Тогда я решил окончательно и бесповоротно уехать из Перми. Накипело! Наболело! Ещё когда я лежал в престижной больнице, известный мне ещё по Чусовому хамло Витя Ширяев, до должности заведующего облоно добравшийся, увидев меня, заорал во всю свою начальственную глотку: «А ты-то что здесь делаешь?..»
По-настоящему горевал и сожалел о моём отъезде Назаровский, с которым мы не теряли связь до самой его кончины. Да ещё Саша Граевский. Остальные, пребывая в пьяном угаре, даже и не заметили, что я уехал, а некоторые и вздохнули с облегчением. Уж очень я их костерил и был для них как бревно в глазу.
Вот после литературных курсов-то и моего переезда в Пермь у меня и состоялся тот разговор с Клавдией Васильевной, о котором упоминает Рябинин в своей книге.
Видимо, тоскуя в одиночестве по людям и творческой среде, Клавдия Васильевна пришла в Союз, уже объединённый с домом журналистов, а там многолюдье, шум, дым, и кто здоровался со своей литературной мамой, а кто и мимо пробегал, не заметив её. Я подошёл, обнял потерянно к стене жмущуюся и несколько подрастерявшуюся женщину, поцеловал её в щёку, чего прежде никогда не делал, отвёл её за руку к дивану, сел рядом, и мы с нею проговорили с полчаса.

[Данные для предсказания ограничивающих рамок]
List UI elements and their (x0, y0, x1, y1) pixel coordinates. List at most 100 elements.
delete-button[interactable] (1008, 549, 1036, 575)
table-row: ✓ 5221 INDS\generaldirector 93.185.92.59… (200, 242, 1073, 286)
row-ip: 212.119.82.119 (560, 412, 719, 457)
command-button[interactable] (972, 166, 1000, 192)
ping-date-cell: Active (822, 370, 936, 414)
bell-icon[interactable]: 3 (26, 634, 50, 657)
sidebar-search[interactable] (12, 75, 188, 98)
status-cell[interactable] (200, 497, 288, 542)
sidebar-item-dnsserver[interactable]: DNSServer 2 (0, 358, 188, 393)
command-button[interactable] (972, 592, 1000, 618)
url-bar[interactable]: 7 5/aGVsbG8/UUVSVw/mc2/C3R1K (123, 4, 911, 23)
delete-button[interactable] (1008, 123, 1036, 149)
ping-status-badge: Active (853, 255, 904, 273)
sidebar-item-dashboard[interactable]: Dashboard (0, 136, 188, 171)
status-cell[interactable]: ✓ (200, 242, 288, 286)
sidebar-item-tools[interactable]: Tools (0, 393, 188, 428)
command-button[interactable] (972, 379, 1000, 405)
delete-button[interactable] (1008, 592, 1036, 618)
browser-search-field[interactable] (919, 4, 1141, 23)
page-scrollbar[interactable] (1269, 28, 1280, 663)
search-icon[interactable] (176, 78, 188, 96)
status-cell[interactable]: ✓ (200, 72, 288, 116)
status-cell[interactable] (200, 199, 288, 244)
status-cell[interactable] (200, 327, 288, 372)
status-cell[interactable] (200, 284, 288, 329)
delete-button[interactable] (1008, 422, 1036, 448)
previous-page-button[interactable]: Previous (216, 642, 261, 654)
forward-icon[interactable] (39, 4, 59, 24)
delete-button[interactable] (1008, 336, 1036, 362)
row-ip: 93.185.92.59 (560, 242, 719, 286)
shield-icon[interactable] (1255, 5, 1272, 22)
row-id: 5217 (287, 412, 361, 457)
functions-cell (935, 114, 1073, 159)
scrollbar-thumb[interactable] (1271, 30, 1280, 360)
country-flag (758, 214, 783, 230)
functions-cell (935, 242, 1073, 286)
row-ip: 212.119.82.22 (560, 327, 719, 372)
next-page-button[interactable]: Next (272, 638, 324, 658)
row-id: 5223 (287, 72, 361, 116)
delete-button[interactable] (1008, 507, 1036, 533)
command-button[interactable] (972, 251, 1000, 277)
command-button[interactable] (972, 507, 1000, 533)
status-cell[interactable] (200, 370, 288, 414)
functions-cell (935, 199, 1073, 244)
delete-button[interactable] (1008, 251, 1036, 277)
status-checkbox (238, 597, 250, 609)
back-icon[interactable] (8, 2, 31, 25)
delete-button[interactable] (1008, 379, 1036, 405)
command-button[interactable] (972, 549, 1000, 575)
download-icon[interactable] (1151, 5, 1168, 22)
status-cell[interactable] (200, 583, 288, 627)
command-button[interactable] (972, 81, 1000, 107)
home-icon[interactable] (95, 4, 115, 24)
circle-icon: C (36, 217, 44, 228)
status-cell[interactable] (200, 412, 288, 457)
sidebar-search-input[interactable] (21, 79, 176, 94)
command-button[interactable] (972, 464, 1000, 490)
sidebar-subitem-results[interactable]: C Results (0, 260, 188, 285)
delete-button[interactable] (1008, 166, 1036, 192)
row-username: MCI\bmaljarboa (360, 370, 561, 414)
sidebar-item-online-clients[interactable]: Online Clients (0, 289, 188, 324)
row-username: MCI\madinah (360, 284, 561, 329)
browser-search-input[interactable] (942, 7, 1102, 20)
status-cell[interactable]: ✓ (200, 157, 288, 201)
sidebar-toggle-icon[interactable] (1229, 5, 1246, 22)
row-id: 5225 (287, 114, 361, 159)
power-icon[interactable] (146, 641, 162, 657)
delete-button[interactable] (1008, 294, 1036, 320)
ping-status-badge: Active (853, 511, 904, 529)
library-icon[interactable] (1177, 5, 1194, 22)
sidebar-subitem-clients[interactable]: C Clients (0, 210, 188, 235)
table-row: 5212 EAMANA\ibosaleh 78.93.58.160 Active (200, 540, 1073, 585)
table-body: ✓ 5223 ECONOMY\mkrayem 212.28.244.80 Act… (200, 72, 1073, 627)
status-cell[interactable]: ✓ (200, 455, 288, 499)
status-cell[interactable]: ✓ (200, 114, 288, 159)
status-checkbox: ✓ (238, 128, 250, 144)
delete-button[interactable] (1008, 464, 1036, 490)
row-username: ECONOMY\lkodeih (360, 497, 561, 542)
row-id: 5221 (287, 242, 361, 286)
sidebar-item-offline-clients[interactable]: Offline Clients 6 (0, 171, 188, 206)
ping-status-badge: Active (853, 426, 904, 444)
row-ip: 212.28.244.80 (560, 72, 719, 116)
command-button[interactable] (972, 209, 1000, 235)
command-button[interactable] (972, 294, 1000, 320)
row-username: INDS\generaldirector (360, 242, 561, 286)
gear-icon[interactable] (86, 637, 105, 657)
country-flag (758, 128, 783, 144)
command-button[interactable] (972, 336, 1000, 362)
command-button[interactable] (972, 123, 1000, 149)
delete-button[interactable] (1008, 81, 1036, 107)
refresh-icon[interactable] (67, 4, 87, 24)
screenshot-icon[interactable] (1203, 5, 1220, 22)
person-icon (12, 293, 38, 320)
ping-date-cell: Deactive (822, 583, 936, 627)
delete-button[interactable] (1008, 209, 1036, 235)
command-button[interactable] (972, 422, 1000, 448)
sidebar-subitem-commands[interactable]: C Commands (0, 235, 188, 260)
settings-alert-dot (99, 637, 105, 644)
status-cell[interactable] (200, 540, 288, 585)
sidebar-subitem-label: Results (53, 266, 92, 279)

Задание A:
Ответьте на вопросы по отрывку об отъезде из Перми:
(i) До какой должности добрался Витя Ширяев?
(ii) Кто, кроме Назаровского, по-настоящему горевал об отъезде рассказчика?
(iii) Сколько примерно длился разговор рассказчика с Клавдией Васильевной на диване?
Задание B: Продолжите отрывок об отъезде из Перми сразу после его последнего предложения.
Эти данные никак не связаны с текстом.

Ответ A:
(i) До должности заведующего облоно.
(ii) Саша Граевский.
(iii) С полчаса.

Ответ B:
Я работал над первым вариантом – всего их будет восемь – «Пастуха и пастушки», весь был в этой во мне кипящей повести и рассказал о ней Клавдии Васильевне.
«Делайте, обязательно делайте. Тот рассказ, с которым вы справились вопреки моим опасениям, убеждает в том, что у вас получится и эта сложная вещь. Ну, я пошла», – довольная мной и собой (помогла человеку, хотя бы советом – такое уж назначение ей было от Бога) и на сборище не осталась, после которого, конечно же, намечалась пьянка – гремя бутылками, молодые ребята таскали ящики, молодые письменники Прикамья были уже навеселе, взвинчены, громкоголосы.
Я прожил на Вологодчине в уважении и почёте десять плодотворных лет и на родину, домой, вернулся «на белом коне», иначе сюда и нельзя было возвращаться, здесь тоже шёл затяжной провинциальный бой. И лютая посредственность с помощью крепкого, беспощадного крайкомовского руководства беспощадно давила всё талантливое и живое. Мне с уже утвердившимся авторитетом удалось переменить климат и творческую дремучесть сибирского города. Удалось в родном селе помочь построить сельскую библиотеку, лучшую в России; удалось выхлопотать и настоять, чтобы в селе была построена церковь; удалось остановить лесосплав на родной реке – Мане; нынче удалось издать в Сибири полное, пятнадцатитомное собрание сочинений и сделать для края много, что зачтётся перед Богом.
А остальное меня уже не занимает. Года влекут в тишину, к одиночеству и покою. Рядом жена и внучка. Дочь – чусовчанка, увы, уже одиннадцать лет лежит на горе, под овсянскими берёзами, и нам место рядом приготовлено.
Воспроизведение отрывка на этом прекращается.